* **Written exercise**:
State how many lines in the entries below contain "Kimmins". Write nothing but the number.

[Dataset records]
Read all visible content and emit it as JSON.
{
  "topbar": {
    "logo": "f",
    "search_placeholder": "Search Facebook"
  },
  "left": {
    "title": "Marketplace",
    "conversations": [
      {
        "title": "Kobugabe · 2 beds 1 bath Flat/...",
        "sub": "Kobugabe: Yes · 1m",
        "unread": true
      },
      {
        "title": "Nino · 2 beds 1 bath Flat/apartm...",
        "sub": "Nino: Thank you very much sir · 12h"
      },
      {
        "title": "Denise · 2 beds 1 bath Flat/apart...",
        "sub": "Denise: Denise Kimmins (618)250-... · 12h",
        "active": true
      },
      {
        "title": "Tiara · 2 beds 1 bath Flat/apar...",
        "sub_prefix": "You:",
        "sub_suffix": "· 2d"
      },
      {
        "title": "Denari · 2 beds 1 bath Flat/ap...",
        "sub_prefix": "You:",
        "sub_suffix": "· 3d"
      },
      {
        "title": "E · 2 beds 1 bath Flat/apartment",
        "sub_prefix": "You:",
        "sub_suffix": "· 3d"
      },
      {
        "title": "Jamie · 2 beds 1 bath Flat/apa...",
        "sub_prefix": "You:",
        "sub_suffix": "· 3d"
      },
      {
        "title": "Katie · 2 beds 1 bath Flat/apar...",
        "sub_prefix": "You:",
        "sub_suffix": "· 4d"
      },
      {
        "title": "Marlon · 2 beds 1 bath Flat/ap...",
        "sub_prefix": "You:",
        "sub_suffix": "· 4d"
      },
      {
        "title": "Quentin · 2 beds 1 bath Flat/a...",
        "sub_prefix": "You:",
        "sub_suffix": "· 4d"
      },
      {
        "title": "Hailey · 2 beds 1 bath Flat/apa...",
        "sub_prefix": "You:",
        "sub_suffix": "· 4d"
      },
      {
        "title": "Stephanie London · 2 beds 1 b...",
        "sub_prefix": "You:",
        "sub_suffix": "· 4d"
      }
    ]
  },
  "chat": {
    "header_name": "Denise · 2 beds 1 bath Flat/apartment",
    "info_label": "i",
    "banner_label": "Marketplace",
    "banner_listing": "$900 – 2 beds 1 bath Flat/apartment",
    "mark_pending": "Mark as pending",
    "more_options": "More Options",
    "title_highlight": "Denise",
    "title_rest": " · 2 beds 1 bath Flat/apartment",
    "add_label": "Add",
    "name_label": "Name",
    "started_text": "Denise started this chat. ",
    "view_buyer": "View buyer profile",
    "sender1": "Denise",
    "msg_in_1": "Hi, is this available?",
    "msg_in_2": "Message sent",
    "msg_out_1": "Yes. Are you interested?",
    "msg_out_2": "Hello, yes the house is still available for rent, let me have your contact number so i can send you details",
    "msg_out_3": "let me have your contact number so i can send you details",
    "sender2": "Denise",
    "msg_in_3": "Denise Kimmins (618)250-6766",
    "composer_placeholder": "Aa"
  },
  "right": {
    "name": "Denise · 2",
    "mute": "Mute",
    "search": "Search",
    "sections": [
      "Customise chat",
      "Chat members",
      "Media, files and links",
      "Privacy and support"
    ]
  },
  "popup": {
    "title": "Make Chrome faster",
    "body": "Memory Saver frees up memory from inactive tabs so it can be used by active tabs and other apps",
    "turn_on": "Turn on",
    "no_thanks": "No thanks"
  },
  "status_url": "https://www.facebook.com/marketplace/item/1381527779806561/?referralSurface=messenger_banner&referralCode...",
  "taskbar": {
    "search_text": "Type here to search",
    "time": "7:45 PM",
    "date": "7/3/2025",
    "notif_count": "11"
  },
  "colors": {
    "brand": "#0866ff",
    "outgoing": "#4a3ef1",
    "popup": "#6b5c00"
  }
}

* **Solution to this exercise**:
2